Write out the listing again, exactly as it appears below.

BEGIN

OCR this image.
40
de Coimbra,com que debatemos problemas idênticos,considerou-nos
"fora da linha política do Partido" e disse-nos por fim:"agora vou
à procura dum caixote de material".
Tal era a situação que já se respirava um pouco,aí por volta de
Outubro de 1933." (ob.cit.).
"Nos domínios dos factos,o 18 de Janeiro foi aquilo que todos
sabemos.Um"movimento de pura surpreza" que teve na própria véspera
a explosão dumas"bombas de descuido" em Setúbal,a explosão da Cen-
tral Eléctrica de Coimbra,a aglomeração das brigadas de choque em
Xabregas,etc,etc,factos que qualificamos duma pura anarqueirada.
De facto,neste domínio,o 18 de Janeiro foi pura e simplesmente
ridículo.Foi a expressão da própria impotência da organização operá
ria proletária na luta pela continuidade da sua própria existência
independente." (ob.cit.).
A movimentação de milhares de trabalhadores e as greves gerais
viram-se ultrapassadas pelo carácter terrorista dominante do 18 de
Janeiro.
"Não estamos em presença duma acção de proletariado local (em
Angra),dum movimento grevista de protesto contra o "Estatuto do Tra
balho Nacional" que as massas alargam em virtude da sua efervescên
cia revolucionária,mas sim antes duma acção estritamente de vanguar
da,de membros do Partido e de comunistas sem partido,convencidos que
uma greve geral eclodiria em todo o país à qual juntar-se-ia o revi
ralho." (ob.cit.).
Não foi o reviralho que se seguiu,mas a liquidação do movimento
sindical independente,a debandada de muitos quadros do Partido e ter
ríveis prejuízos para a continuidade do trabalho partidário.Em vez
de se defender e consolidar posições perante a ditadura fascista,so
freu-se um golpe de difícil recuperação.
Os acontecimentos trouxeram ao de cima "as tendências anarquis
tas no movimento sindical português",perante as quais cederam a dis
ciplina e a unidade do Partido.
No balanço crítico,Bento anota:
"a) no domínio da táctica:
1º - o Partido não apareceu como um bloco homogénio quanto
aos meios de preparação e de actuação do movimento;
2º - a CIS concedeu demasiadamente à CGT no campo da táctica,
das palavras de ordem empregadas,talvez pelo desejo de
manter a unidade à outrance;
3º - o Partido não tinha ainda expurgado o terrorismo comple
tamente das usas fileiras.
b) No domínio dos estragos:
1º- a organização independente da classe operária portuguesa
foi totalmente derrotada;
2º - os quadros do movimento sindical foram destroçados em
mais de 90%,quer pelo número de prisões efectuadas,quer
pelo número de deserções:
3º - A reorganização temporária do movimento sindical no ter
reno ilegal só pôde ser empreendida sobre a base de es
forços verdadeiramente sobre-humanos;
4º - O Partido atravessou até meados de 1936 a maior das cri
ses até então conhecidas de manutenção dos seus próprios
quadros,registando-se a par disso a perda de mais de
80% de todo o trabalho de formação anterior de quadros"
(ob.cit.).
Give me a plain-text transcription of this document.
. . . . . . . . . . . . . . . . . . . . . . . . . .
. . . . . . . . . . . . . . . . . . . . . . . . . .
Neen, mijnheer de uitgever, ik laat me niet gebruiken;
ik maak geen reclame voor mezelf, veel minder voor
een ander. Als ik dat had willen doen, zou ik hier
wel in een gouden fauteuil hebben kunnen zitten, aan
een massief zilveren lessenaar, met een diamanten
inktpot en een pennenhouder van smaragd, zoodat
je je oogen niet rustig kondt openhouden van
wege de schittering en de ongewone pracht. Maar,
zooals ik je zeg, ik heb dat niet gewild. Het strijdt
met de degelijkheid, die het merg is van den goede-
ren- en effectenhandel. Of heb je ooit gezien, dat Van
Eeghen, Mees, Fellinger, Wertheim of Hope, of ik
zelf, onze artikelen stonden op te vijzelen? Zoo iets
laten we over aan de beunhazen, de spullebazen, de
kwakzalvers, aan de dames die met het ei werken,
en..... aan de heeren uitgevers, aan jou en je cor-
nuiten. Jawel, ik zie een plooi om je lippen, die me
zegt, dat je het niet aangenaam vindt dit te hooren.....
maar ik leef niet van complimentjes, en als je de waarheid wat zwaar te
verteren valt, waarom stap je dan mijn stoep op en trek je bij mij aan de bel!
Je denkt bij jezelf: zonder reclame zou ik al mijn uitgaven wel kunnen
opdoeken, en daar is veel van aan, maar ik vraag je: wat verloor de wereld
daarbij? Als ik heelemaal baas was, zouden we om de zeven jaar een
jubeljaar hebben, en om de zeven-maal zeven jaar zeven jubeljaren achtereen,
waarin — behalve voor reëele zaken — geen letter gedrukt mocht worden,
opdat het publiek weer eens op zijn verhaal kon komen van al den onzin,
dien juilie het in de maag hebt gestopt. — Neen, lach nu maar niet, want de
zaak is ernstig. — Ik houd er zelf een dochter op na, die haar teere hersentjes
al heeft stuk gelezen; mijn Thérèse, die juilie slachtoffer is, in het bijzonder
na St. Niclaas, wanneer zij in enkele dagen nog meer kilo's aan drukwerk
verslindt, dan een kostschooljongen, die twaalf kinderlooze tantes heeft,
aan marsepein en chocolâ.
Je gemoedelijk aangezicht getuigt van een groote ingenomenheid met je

END

(Task solution):
OCR this image.
40
de Coimbra,com que debatemos problemas idênticos,considerou-nos
"fora da linha política do Partido" e disse-nos por fim:"agora vou
à procura dum caixote de material".
Tal era a situação que já se respirava um pouco,aí por volta de
Outubro de 1933." (ob.cit.).
"Nos domínios dos factos,o 18 de Janeiro foi aquilo que todos
sabemos.Um"movimento de pura surpreza" que teve na própria véspera
a explosão dumas"bombas de descuido" em Setúbal,a explosão da Cen-
tral Eléctrica de Coimbra,a aglomeração das brigadas de choque em
Xabregas,etc,etc,factos que qualificamos duma pura anarqueirada.
De facto,neste domínio,o 18 de Janeiro foi pura e simplesmente
ridículo.Foi a expressão da própria impotência da organização operá
ria proletária na luta pela continuidade da sua própria existência
independente." (ob.cit.).
A movimentação de milhares de trabalhadores e as greves gerais
viram-se ultrapassadas pelo carácter terrorista dominante do 18 de
Janeiro.
"Não estamos em presença duma acção de proletariado local (em
Angra),dum movimento grevista de protesto contra o "Estatuto do Tra
balho Nacional" que as massas alargam em virtude da sua efervescên
cia revolucionária,mas sim antes duma acção estritamente de vanguar
da,de membros do Partido e de comunistas sem partido,convencidos que
uma greve geral eclodiria em todo o país à qual juntar-se-ia o revi
ralho." (ob.cit.).
Não foi o reviralho que se seguiu,mas a liquidação do movimento
sindical independente,a debandada de muitos quadros do Partido e ter
ríveis prejuízos para a continuidade do trabalho partidário.Em vez
de se defender e consolidar posições perante a ditadura fascista,so
freu-se um golpe de difícil recuperação.
Os acontecimentos trouxeram ao de cima "as tendências anarquis
tas no movimento sindical português",perante as quais cederam a dis
ciplina e a unidade do Partido.
No balanço crítico,Bento anota:
"a) no domínio da táctica:
1º - o Partido não apareceu como um bloco homogénio quanto
aos meios de preparação e de actuação do movimento;
2º - a CIS concedeu demasiadamente à CGT no campo da táctica,
das palavras de ordem empregadas,talvez pelo desejo de
manter a unidade à outrance;
3º - o Partido não tinha ainda expurgado o terrorismo comple
tamente das usas fileiras.
b) No domínio dos estragos:
1º- a organização independente da classe operária portuguesa
foi totalmente derrotada;
2º - os quadros do movimento sindical foram destroçados em
mais de 90%,quer pelo número de prisões efectuadas,quer
pelo número de deserções:
3º - A reorganização temporária do movimento sindical no ter
reno ilegal só pôde ser empreendida sobre a base de es
forços verdadeiramente sobre-humanos;
4º - O Partido atravessou até meados de 1936 a maior das cri
ses até então conhecidas de manutenção dos seus próprios
quadros,registando-se a par disso a perda de mais de
80% de todo o trabalho de formação anterior de quadros"
(ob.cit.).
Give me a plain-text transcription of this document.
. . . . . . . . . . . . . . . . . . . . . . . . . .
. . . . . . . . . . . . . . . . . . . . . . . . . .
Neen, mijnheer de uitgever, ik laat me niet gebruiken;
ik maak geen reclame voor mezelf, veel minder voor
een ander. Als ik dat had willen doen, zou ik hier
wel in een gouden fauteuil hebben kunnen zitten, aan
een massief zilveren lessenaar, met een diamanten
inktpot en een pennenhouder van smaragd, zoodat
je je oogen niet rustig kondt openhouden van
wege de schittering en de ongewone pracht. Maar,
zooals ik je zeg, ik heb dat niet gewild. Het strijdt
met de degelijkheid, die het merg is van den goede-
ren- en effectenhandel. Of heb je ooit gezien, dat Van
Eeghen, Mees, Fellinger, Wertheim of Hope, of ik
zelf, onze artikelen stonden op te vijzelen? Zoo iets
laten we over aan de beunhazen, de spullebazen, de
kwakzalvers, aan de dames die met het ei werken,
en..... aan de heeren uitgevers, aan jou en je cor-
nuiten. Jawel, ik zie een plooi om je lippen, die me
zegt, dat je het niet aangenaam vindt dit te hooren.....
maar ik leef niet van complimentjes, en als je de waarheid wat zwaar te
verteren valt, waarom stap je dan mijn stoep op en trek je bij mij aan de bel!
Je denkt bij jezelf: zonder reclame zou ik al mijn uitgaven wel kunnen
opdoeken, en daar is veel van aan, maar ik vraag je: wat verloor de wereld
daarbij? Als ik heelemaal baas was, zouden we om de zeven jaar een
jubeljaar hebben, en om de zeven-maal zeven jaar zeven jubeljaren achtereen,
waarin — behalve voor reëele zaken — geen letter gedrukt mocht worden,
opdat het publiek weer eens op zijn verhaal kon komen van al den onzin,
dien juilie het in de maag hebt gestopt. — Neen, lach nu maar niet, want de
zaak is ernstig. — Ik houd er zelf een dochter op na, die haar teere hersentjes
al heeft stuk gelezen; mijn Thérèse, die juilie slachtoffer is, in het bijzonder
na St. Niclaas, wanneer zij in enkele dagen nog meer kilo's aan drukwerk
verslindt, dan een kostschooljongen, die twaalf kinderlooze tantes heeft,
aan marsepein en chocolâ.
Je gemoedelijk aangezicht getuigt van een groote ingenomenheid met je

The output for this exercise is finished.